## Task to carry out:
Copy each line that has the string "after" somewhere in it.

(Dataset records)

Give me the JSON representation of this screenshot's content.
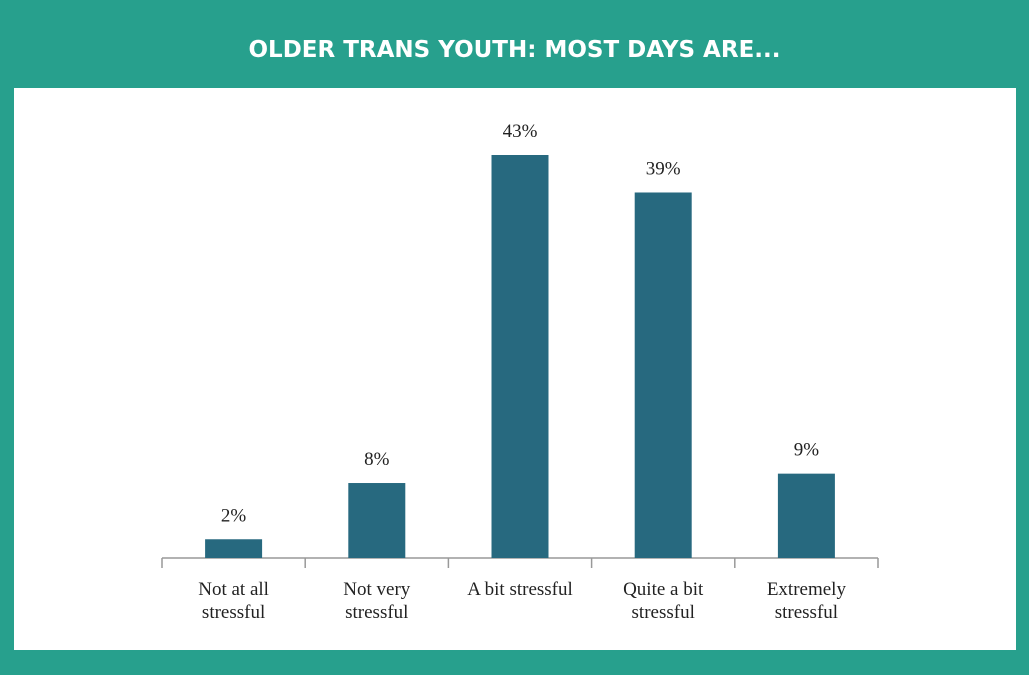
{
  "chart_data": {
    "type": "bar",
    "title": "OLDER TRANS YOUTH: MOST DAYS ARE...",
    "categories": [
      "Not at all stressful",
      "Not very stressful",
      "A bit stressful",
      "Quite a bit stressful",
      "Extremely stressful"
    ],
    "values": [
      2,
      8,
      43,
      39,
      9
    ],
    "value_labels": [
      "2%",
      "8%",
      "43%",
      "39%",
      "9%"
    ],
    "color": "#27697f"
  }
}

---

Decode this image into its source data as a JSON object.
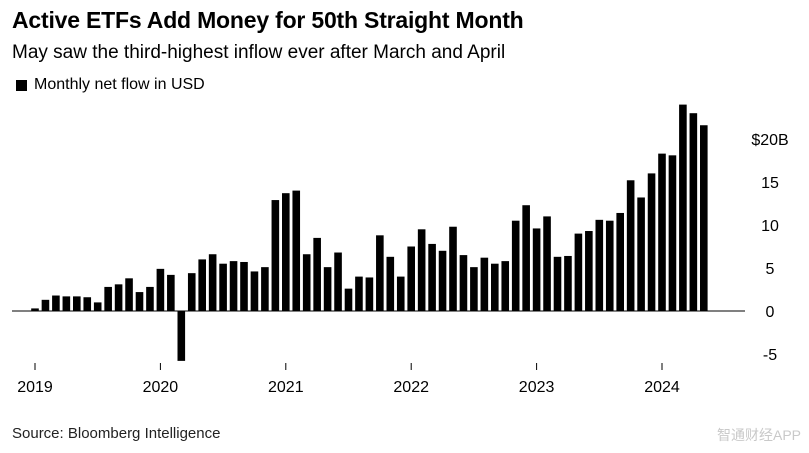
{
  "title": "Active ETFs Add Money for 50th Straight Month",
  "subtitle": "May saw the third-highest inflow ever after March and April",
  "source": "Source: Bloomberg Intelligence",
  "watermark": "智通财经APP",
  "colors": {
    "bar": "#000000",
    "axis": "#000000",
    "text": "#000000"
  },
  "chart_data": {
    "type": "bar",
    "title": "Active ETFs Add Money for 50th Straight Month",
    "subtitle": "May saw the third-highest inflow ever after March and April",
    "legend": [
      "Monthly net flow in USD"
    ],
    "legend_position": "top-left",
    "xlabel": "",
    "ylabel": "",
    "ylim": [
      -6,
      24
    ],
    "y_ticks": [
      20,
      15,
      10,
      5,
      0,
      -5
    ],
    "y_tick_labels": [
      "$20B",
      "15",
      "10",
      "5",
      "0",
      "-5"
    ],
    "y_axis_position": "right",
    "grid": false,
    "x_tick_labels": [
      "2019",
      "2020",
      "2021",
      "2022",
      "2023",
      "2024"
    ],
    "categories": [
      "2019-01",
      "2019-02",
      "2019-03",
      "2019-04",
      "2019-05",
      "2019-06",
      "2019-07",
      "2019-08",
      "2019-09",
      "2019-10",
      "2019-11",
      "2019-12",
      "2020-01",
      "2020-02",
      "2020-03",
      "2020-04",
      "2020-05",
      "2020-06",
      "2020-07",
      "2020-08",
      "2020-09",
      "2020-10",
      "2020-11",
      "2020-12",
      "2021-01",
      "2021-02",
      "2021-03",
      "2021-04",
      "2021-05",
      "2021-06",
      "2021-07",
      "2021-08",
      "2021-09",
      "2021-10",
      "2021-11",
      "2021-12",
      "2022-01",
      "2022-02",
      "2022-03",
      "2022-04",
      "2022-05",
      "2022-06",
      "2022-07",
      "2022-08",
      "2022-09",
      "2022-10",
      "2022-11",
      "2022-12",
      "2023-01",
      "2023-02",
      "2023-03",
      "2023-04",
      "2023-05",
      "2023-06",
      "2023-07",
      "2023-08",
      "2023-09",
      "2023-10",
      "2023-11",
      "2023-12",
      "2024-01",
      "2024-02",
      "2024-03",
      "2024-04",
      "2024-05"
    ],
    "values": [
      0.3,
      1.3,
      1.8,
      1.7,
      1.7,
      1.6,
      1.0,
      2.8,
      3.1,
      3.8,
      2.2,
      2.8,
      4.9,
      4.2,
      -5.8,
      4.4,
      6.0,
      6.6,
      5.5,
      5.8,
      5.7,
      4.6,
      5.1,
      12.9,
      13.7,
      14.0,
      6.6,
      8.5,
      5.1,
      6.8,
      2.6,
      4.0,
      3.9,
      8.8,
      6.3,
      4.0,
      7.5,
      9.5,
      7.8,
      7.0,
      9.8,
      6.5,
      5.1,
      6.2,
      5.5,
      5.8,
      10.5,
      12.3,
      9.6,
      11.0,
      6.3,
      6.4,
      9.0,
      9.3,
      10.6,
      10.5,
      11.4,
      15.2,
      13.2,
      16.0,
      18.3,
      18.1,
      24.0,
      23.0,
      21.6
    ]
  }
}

## Final answer:
  "subtitle": "May saw the third-highest inflow ever after March and April",
    "subtitle": "May saw the third-highest inflow ever after March and April",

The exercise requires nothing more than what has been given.